Task instructions:
Extract each line of the records below that contains the word "xlabel".

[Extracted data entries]
= = = = =

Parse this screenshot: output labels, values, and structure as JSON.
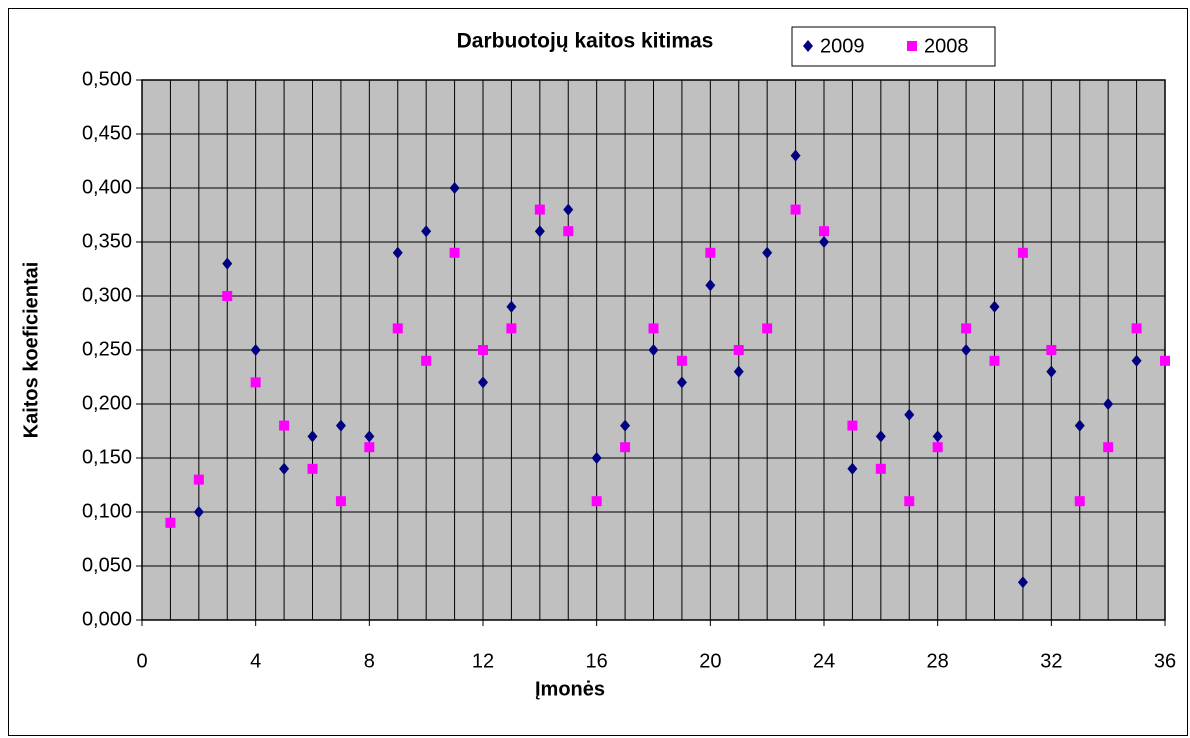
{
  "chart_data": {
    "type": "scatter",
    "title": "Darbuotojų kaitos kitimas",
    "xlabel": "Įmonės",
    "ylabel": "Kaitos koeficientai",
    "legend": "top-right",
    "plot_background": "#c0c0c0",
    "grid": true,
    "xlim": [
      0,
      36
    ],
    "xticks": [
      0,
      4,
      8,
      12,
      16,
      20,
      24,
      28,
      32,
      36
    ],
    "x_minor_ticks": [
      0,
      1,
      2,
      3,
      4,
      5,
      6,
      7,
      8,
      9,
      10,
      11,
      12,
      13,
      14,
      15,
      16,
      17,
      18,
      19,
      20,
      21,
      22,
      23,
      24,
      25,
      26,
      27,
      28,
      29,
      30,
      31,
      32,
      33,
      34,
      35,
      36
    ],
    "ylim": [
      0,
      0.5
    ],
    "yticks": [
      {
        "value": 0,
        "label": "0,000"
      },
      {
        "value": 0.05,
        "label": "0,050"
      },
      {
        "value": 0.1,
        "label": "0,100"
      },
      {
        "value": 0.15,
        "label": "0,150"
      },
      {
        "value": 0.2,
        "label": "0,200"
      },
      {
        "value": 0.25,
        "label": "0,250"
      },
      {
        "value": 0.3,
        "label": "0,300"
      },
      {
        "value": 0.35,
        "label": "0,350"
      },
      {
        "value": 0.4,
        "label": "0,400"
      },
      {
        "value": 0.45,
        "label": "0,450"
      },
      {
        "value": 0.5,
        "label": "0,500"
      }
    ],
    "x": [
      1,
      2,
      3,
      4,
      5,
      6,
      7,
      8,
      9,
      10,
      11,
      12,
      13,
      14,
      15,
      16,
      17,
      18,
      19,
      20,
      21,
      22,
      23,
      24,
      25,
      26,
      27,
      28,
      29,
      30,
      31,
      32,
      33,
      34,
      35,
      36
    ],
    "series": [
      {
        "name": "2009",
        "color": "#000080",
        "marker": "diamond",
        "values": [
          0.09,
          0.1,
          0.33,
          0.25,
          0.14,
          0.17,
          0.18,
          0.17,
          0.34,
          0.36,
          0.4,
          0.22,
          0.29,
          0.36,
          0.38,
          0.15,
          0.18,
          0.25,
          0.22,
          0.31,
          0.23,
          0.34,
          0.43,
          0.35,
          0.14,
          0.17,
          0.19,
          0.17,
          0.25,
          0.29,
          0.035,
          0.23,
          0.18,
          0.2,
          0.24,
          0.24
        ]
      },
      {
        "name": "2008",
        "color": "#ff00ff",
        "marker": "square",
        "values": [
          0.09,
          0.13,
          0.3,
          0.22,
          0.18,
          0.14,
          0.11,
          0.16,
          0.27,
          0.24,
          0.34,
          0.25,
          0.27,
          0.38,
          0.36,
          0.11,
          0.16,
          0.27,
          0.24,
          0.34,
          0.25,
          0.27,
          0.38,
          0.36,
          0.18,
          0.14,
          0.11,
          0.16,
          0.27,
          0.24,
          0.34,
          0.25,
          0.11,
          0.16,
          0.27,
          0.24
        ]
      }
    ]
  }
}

= = = = =

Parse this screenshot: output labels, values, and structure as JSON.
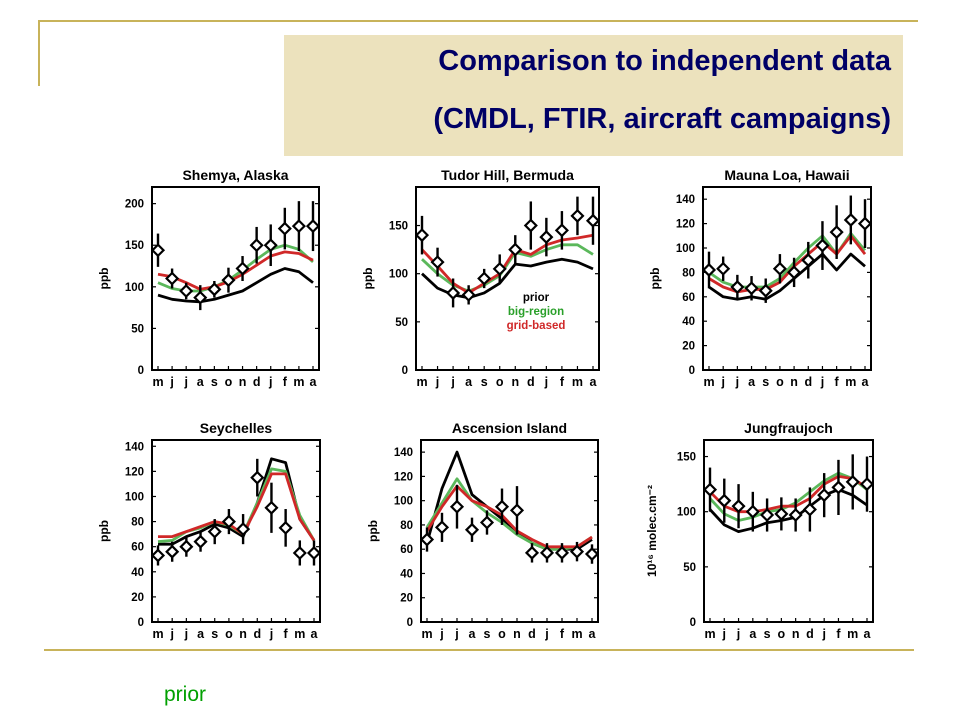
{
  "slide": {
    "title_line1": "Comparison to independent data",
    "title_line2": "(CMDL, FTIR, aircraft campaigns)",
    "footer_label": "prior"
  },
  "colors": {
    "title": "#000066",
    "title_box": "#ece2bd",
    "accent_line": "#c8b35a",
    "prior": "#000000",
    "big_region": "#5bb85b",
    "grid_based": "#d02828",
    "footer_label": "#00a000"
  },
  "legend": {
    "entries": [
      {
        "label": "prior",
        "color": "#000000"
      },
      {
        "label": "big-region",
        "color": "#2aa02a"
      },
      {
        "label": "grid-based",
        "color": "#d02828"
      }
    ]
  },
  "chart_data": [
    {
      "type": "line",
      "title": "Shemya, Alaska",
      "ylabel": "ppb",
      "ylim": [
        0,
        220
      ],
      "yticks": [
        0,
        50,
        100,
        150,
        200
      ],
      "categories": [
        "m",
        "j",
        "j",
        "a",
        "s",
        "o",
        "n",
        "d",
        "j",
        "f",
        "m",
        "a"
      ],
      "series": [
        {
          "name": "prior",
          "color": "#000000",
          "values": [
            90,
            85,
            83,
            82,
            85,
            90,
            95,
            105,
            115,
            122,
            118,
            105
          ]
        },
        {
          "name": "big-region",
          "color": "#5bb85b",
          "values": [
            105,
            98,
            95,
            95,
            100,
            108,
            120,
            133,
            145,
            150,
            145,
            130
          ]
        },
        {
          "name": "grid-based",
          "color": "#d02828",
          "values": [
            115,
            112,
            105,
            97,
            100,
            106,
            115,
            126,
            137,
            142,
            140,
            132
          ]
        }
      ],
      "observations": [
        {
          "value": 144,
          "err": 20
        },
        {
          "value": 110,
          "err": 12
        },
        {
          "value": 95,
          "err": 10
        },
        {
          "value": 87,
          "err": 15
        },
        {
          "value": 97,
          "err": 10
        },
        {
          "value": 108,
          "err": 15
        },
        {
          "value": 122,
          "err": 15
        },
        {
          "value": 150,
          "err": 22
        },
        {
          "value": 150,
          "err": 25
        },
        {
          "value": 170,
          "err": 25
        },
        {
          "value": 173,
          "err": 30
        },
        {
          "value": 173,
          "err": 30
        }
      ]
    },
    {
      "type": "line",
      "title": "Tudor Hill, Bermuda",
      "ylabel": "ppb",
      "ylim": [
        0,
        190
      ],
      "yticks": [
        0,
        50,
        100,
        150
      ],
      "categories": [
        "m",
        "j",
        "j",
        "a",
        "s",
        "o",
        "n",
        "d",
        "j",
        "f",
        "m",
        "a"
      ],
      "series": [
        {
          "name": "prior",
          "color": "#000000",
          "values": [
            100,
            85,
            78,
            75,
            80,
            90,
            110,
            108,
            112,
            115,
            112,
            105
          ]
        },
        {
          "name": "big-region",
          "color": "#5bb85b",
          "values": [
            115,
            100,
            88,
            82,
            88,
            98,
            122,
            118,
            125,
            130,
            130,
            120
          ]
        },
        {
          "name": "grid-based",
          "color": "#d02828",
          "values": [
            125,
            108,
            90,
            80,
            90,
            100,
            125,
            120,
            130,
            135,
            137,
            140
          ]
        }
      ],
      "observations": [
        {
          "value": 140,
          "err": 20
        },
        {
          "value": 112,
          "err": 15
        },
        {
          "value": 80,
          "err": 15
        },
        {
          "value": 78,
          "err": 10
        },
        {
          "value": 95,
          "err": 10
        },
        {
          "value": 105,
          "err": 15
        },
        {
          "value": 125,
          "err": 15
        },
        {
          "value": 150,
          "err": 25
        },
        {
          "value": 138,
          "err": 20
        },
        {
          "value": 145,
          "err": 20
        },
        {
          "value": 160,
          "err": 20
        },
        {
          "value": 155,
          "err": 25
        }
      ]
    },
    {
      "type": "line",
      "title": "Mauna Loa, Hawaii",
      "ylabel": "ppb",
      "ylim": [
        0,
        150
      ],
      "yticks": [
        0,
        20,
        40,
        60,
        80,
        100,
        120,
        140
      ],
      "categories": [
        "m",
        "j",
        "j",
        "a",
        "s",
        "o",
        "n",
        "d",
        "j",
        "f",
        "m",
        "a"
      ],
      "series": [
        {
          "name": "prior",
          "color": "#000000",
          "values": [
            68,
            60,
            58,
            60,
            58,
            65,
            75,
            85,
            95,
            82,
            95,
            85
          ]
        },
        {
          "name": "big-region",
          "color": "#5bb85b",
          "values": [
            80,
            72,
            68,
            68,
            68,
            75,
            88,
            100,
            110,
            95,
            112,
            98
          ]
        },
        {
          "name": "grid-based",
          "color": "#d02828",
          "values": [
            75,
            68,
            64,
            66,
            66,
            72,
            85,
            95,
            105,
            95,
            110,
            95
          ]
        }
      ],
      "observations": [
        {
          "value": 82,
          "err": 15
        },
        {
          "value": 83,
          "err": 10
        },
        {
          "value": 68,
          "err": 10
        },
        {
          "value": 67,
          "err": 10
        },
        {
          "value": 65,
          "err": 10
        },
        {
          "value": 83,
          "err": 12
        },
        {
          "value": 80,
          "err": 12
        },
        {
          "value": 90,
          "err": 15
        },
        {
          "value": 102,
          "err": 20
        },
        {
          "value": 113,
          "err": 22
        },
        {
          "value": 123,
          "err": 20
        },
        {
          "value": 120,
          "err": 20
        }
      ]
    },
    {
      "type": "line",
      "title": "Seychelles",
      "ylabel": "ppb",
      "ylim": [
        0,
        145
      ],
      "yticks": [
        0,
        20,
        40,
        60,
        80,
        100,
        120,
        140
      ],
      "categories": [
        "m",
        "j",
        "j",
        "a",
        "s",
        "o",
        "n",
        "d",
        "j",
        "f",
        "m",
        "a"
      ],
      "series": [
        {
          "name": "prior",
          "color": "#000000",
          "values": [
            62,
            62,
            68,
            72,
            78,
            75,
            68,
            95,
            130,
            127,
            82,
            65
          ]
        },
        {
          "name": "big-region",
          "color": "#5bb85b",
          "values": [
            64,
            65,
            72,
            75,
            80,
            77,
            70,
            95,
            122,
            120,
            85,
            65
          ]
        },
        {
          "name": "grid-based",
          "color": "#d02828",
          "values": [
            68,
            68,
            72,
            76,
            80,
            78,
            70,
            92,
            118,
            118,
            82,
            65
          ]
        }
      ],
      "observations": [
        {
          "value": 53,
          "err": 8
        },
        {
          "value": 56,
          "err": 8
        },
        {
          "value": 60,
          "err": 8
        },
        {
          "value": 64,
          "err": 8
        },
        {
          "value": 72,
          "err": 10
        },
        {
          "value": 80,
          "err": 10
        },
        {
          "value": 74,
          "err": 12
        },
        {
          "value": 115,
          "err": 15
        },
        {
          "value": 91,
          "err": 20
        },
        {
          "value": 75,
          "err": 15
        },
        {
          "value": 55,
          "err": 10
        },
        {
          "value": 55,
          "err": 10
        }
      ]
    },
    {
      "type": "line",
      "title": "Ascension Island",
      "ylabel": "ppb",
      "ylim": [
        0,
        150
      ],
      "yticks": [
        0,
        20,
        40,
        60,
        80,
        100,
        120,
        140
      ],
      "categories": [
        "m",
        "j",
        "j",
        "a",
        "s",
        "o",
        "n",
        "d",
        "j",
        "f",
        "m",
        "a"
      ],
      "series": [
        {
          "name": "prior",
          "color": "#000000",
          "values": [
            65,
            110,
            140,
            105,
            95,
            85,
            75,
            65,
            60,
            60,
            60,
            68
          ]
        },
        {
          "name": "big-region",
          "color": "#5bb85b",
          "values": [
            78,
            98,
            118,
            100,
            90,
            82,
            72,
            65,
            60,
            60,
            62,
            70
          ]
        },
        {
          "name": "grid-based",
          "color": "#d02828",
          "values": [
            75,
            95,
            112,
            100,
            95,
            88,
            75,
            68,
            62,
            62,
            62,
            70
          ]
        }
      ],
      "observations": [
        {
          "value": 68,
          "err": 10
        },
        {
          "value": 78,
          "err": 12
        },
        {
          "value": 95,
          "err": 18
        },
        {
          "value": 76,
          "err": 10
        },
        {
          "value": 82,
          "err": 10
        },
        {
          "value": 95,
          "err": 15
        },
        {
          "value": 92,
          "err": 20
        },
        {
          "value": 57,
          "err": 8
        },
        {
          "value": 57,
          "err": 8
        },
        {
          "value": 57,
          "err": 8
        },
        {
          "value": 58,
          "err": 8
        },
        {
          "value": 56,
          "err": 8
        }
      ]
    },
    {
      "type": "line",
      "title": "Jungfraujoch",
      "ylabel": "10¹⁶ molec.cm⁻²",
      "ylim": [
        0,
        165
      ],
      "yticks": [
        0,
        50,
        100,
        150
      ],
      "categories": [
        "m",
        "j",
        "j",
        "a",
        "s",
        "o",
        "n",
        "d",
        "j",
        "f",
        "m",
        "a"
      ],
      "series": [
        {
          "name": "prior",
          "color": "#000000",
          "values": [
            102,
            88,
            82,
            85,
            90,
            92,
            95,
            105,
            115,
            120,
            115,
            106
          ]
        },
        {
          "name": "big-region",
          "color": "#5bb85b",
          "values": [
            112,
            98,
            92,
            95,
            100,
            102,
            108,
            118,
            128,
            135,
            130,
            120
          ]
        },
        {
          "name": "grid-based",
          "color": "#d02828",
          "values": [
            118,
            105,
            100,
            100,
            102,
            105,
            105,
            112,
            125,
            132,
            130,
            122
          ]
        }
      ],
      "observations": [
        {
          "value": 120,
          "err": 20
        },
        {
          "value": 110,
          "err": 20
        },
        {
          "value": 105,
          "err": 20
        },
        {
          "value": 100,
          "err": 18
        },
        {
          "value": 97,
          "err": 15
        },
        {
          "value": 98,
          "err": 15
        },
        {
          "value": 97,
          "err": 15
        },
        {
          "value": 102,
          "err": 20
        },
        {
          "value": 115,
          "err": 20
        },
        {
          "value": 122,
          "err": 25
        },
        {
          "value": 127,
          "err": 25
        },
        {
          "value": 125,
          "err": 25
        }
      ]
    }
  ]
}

= = = = =

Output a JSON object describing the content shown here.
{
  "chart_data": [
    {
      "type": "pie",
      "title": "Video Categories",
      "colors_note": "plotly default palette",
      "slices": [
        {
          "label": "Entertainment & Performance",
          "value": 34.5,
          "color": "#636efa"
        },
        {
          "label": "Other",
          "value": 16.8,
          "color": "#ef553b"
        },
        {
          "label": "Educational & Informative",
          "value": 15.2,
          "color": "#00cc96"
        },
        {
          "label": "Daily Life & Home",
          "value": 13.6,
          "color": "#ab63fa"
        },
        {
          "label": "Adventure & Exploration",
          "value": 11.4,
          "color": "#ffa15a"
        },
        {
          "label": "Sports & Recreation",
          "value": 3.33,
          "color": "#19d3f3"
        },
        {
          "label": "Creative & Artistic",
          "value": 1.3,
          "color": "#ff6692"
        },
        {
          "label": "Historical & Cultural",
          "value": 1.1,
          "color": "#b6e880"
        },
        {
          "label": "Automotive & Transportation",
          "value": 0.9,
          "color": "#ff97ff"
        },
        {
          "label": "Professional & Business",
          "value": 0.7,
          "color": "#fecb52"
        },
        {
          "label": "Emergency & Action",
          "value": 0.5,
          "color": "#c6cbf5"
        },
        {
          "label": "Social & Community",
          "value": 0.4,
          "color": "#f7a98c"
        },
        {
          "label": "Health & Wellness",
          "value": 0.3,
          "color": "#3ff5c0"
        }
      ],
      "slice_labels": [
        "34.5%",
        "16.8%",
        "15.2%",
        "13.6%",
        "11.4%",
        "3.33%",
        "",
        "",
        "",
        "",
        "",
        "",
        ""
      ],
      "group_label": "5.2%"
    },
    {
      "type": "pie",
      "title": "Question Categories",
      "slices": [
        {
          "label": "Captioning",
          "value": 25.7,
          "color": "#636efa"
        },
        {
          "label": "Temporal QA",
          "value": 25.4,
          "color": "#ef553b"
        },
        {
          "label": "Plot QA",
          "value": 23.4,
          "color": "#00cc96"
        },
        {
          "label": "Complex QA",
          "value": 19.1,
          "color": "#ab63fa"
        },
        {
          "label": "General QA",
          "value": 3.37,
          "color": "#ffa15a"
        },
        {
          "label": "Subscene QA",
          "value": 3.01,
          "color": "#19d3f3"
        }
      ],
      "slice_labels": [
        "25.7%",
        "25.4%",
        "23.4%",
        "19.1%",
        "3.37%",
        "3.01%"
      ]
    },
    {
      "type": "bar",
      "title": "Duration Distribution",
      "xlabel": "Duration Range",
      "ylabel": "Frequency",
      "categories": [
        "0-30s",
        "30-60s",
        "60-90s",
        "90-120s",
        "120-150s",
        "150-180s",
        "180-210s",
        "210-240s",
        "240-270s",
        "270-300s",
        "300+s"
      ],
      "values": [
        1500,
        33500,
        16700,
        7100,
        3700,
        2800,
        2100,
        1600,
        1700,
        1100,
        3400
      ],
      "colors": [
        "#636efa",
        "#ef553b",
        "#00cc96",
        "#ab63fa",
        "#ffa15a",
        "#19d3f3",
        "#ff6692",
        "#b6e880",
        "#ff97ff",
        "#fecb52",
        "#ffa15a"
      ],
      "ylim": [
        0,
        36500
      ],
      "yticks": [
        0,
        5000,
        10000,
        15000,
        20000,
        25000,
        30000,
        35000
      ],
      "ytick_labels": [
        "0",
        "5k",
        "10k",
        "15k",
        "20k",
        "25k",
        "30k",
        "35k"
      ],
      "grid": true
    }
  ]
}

= = = = =

Exercise solution:
    "xlabel": "Įmonės",
      "xlabel": "Duration Range",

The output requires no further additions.